> _Stated task_: Give back the full listing verbatim, apart from its images.

> _Information shown_:
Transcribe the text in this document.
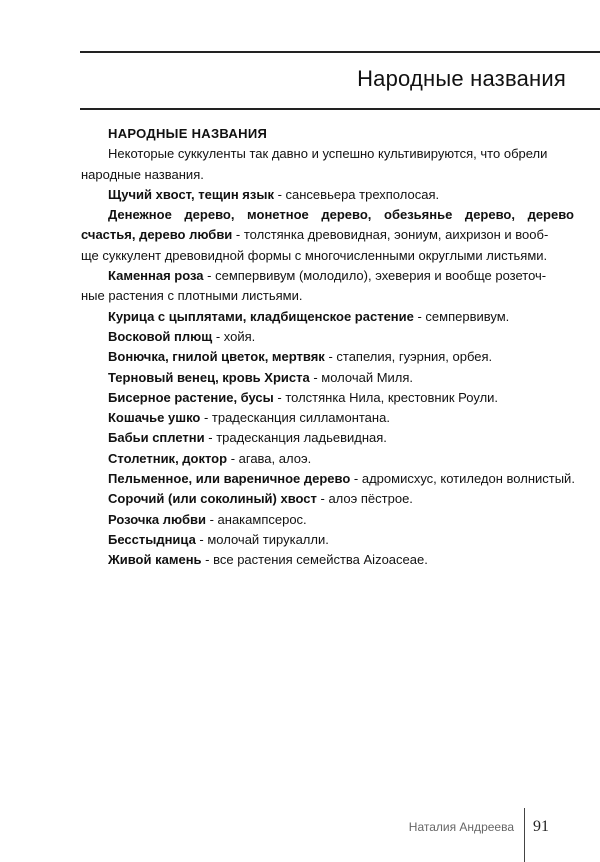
Народные названия

НАРОДНЫЕ НАЗВАНИЯ

Некоторые суккуленты так давно и успешно культивируются, что обрели

народные названия.

Щучий хвост, тещин язык - сансевьера трехполосая.

Денежное дерево, монетное дерево, обезьянье дерево, дерево

счастья, дерево любви - толстянка древовидная, эониум, аихризон и вооб-

ще суккулент древовидной формы с многочисленными округлыми листьями.

Каменная роза - семпервивум (молодило), эхеверия и вообще розеточ-

ные растения с плотными листьями.

Курица с цыплятами, кладбищенское растение - семпервивум.

Восковой плющ - хойя.

Вонючка, гнилой цветок, мертвяк - стапелия, гуэрния, орбея.

Терновый венец, кровь Христа - молочай Миля.

Бисерное растение, бусы - толстянка Нила, крестовник Роули.

Кошачье ушко - традесканция силламонтана.

Бабьи сплетни - традесканция ладьевидная.

Столетник, доктор - агава, алоэ.

Пельменное, или вареничное дерево - адромисхус, котиледон волнистый.

Сорочий (или соколиный) хвост - алоэ пёстрое.

Розочка любви - анакампсерос.

Бесстыдница - молочай тирукалли.

Живой камень - все растения семейства Aizoaceae.

Наталия Андреева 91
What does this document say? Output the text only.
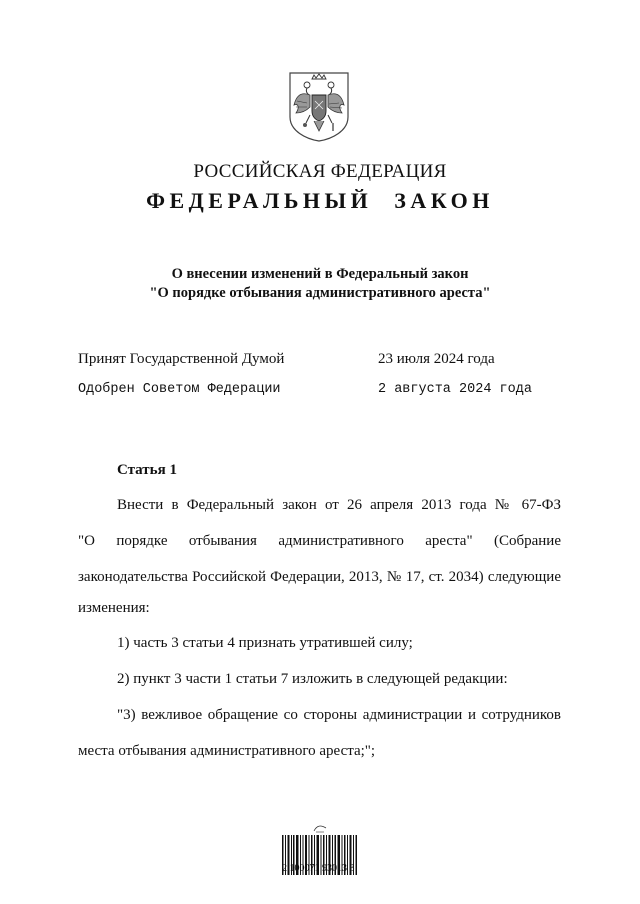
РОССИЙСКАЯ ФЕДЕРАЦИЯ
ФЕДЕРАЛЬНЫЙ ЗАКОН
О внесении изменений в Федеральный закон
"О порядке отбывания административного ареста"
Принят Государственной Думой	23 июля 2024 года
Одобрен Советом Федерации	2 августа 2024 года
Статья 1
Внести в Федеральный закон от 26 апреля 2013 года № 67-ФЗ
"О порядке отбывания административного ареста" (Собрание
законодательства Российской Федерации, 2013, № 17, ст. 2034) следующие
изменения:
1) часть 3 статьи 4 признать утратившей силу;
2) пункт 3 части 1 статьи 7 изложить в следующей редакции:
"3) вежливое обращение со стороны администрации и сотрудников
места отбывания административного ареста;";
2 100071 93013 3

> _Complete answer_:
Transcribe the text in this document.
Народные названия

НАРОДНЫЕ НАЗВАНИЯ

Некоторые суккуленты так давно и успешно культивируются, что обрели

народные названия.

Щучий хвост, тещин язык - сансевьера трехполосая.

Денежное дерево, монетное дерево, обезьянье дерево, дерево

счастья, дерево любви - толстянка древовидная, эониум, аихризон и вооб-

ще суккулент древовидной формы с многочисленными округлыми листьями.

Каменная роза - семпервивум (молодило), эхеверия и вообще розеточ-

ные растения с плотными листьями.

Курица с цыплятами, кладбищенское растение - семпервивум.

Восковой плющ - хойя.

Вонючка, гнилой цветок, мертвяк - стапелия, гуэрния, орбея.

Терновый венец, кровь Христа - молочай Миля.

Бисерное растение, бусы - толстянка Нила, крестовник Роули.

Кошачье ушко - традесканция силламонтана.

Бабьи сплетни - традесканция ладьевидная.

Столетник, доктор - агава, алоэ.

Пельменное, или вареничное дерево - адромисхус, котиледон волнистый.

Сорочий (или соколиный) хвост - алоэ пёстрое.

Розочка любви - анакампсерос.

Бесстыдница - молочай тирукалли.

Живой камень - все растения семейства Aizoaceae.

Наталия Андреева 91
What does this document say? Output the text only.
РОССИЙСКАЯ ФЕДЕРАЦИЯ
ФЕДЕРАЛЬНЫЙ ЗАКОН
О внесении изменений в Федеральный закон
"О порядке отбывания административного ареста"
Принят Государственной Думой	23 июля 2024 года
Одобрен Советом Федерации	2 августа 2024 года
Статья 1
Внести в Федеральный закон от 26 апреля 2013 года № 67-ФЗ
"О порядке отбывания административного ареста" (Собрание
законодательства Российской Федерации, 2013, № 17, ст. 2034) следующие
изменения:
1) часть 3 статьи 4 признать утратившей силу;
2) пункт 3 части 1 статьи 7 изложить в следующей редакции:
"3) вежливое обращение со стороны администрации и сотрудников
места отбывания административного ареста;";
2 100071 93013 3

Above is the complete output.